-------- EXTRAIT
Les lectures universitaires ont voulu expliquer le Trika ; or on ne peut expliquer la lumière qu’en l’obscurcissant. En enfermant le śāstra dans la catégorie de « système », elles ont remplacé la transmission par le commentaire, la reconnaissance par l’analyse, l’expérience par le discours. Ce manifeste vise à restaurer le Ta**ra tel qu’Abhinavagupta l’a révélé : non comme spéculation, mais comme acte vivant de conscience.
Le Trika Śaiva n’est pas la recherche d’un pouvoir, d’une extase ou d’une philosophie de la conscience ; il est la conscience elle-même se découvrant comme liberté absolue. Là où l’universitaire dissèque les concepts, l’ācārya reconnaît la vibration unique (spanda) du réel. Restaurer le Ta**ra, c’est donc libérer la Parole de l’érudition pour qu’elle redevienne Révélation.
🔹 II. RÉFUTATION DOCTRINALE
1. Le Ta**ra n’est pas une quête de pouvoir
Réduire le Ta**ra à la recherche d’un pouvoir, c’est l’avoir déjà quitté.
----------------
-------- DONNÉES FOURNIES
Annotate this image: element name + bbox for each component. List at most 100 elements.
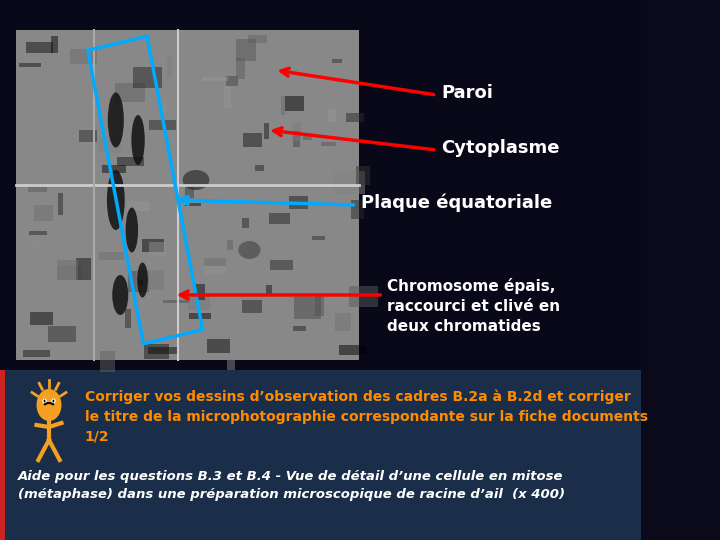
----------------
**TRAVAIL DEMANDÉ**
#1 Recopiez fidèlement, dans l’extrait sur le Trika, le passage compris entre « Le Trika Śaiva » et « qu’elle redevienne Révélation. », bornes incluses.
#2 Veuillez reprendre l’extrait sur le Trika là où il s’arrête et en poursuivre la rédaction.

**RÉPONSES SUCCESSIVES**
#1
Le Trika Śaiva n’est pas la recherche d’un pouvoir, d’une extase ou d’une philosophie de la conscience ; il est la conscience elle-même se découvrant comme liberté absolue. Là où l’universitaire dissèque les concepts, l’ācārya reconnaît la vibration unique (spanda) du réel. Restaurer le Ta**ra, c’est donc libérer la Parole de l’érudition pour qu’elle redevienne Révélation.

#2
La Śakti n’est pas énergie à posséder : elle est la conscience elle-même, s’éveillant à sa propre liberté (vimarśa–śakti).
Le śaktipāta n’accorde aucun pouvoir ; il dissout celui qui voulait en avoir.
Dans le Trika, l’unique puissance est celle du Soi, libre d’agir ou de ne pas agir : svātantrya.
Chercher à « accroître son énergie » est encore un acte de paśutva, non de reconnaissance.
2. Le rituel n’est pas acte mais miroir
Les rites tantriques n’ont jamais eu pour but d’exciter les forces, mais de les reconnaître comme la conscience elle-même.
Le Vijñānabhairava le déclare : śaktiḥ dvāram — « Śakti est la porte ».
Cela ne désigne pas la femme, ni le corps, mais le frémissement intérieur du spanda.
L’union rituelle de Śiva et Śakti est symbole de l’union de prakāśa et vimarśa dans le madhya.
Faire du Ta**ra une liturgie sexuelle, c’est ignorer que l’acte sacré a été transmuté en pure reconnaissance.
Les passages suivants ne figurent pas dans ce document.